> _Given task_: Only the number is wanted: how many lines contain "name"?

[Dataset excerpt]
※
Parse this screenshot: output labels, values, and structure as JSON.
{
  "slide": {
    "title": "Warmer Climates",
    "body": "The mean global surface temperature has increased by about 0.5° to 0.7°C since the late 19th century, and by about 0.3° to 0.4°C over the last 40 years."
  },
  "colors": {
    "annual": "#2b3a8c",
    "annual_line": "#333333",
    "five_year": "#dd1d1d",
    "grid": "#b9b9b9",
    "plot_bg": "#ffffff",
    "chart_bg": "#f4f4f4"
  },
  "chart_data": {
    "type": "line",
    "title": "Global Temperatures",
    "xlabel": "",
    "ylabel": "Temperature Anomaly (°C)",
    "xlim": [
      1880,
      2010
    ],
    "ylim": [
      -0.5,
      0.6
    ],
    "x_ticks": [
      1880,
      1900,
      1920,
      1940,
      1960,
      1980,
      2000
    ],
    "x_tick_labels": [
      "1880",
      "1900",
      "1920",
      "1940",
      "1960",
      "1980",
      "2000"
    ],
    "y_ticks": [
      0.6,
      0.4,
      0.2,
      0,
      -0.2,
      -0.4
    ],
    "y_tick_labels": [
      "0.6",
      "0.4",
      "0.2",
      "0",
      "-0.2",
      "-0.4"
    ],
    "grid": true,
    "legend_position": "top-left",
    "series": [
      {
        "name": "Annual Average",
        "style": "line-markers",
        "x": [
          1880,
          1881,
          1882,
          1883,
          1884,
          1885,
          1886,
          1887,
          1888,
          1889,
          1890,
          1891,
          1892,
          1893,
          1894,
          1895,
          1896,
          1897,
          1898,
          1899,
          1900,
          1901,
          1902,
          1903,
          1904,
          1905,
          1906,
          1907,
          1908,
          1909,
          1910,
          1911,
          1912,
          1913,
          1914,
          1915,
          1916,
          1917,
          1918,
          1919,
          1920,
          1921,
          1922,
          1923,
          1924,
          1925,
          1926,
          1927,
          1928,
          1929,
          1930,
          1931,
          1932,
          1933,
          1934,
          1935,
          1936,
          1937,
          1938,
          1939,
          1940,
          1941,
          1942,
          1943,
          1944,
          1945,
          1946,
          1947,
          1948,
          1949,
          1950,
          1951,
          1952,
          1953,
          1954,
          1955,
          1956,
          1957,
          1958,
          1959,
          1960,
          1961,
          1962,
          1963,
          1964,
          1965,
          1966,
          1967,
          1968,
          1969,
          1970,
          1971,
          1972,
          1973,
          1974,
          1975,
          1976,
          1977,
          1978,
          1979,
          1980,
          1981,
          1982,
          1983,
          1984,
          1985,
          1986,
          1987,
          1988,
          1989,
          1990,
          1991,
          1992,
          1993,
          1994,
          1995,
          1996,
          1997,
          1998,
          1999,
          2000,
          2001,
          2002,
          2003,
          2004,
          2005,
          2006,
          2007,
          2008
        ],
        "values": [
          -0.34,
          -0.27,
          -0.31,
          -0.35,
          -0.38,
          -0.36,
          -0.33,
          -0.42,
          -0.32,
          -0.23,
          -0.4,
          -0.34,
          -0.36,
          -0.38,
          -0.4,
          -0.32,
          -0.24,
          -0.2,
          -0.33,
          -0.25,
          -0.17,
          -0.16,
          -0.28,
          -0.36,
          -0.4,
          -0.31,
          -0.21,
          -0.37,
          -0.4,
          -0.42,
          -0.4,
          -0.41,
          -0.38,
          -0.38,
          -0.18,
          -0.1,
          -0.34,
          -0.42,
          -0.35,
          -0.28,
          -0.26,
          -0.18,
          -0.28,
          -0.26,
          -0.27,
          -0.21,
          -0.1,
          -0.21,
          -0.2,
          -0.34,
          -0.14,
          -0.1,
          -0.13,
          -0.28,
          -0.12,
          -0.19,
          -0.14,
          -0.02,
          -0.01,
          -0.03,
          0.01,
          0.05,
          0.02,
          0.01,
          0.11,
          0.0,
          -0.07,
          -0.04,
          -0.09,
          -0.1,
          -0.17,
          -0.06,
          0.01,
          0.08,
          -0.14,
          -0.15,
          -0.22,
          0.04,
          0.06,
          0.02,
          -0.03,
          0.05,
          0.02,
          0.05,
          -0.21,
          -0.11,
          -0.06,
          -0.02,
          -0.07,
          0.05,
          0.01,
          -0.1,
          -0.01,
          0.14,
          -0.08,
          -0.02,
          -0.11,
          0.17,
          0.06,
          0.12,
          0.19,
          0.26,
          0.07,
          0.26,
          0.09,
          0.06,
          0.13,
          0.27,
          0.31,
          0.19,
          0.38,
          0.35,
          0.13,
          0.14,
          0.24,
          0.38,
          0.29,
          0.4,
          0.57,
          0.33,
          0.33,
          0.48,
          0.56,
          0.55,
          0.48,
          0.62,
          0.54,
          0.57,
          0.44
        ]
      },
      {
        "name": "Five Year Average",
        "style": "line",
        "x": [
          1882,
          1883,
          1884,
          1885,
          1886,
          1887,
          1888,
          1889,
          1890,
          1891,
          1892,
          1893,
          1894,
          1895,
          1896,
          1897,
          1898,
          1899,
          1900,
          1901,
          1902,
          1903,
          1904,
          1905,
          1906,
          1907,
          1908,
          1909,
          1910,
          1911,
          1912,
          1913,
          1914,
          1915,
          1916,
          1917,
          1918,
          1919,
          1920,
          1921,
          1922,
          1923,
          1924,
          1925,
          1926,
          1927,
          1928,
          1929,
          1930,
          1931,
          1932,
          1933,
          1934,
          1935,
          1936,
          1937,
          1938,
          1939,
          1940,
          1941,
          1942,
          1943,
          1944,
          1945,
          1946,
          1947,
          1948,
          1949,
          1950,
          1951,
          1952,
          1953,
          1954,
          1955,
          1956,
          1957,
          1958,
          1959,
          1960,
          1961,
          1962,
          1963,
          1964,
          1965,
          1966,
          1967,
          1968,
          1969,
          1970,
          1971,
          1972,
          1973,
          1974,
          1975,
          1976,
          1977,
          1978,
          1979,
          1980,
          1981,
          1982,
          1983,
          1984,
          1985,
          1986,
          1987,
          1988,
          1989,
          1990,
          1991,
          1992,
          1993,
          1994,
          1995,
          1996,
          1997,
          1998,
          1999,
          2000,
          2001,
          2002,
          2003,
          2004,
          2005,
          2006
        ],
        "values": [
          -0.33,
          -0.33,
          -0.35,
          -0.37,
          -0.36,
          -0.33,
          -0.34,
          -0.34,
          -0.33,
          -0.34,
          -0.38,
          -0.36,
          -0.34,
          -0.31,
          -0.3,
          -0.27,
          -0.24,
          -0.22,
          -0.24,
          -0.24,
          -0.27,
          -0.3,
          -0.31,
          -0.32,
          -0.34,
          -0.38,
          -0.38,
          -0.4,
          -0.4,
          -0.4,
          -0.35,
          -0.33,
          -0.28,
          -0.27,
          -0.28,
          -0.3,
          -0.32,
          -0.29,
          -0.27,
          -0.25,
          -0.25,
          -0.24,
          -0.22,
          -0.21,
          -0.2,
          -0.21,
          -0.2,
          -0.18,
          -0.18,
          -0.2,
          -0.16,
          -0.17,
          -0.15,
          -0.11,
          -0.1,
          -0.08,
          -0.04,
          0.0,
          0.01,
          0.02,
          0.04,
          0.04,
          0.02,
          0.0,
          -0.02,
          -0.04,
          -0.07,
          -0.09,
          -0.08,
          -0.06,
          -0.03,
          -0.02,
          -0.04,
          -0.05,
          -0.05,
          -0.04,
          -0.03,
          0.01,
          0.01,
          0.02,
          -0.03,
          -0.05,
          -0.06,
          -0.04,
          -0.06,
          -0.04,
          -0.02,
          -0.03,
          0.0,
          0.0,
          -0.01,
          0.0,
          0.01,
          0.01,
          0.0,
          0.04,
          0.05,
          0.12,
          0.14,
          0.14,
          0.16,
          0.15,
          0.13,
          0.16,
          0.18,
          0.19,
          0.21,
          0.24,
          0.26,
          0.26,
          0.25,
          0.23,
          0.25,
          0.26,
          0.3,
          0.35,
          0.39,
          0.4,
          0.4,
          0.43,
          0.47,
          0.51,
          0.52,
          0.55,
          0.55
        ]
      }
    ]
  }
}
※
> _Answer_: 2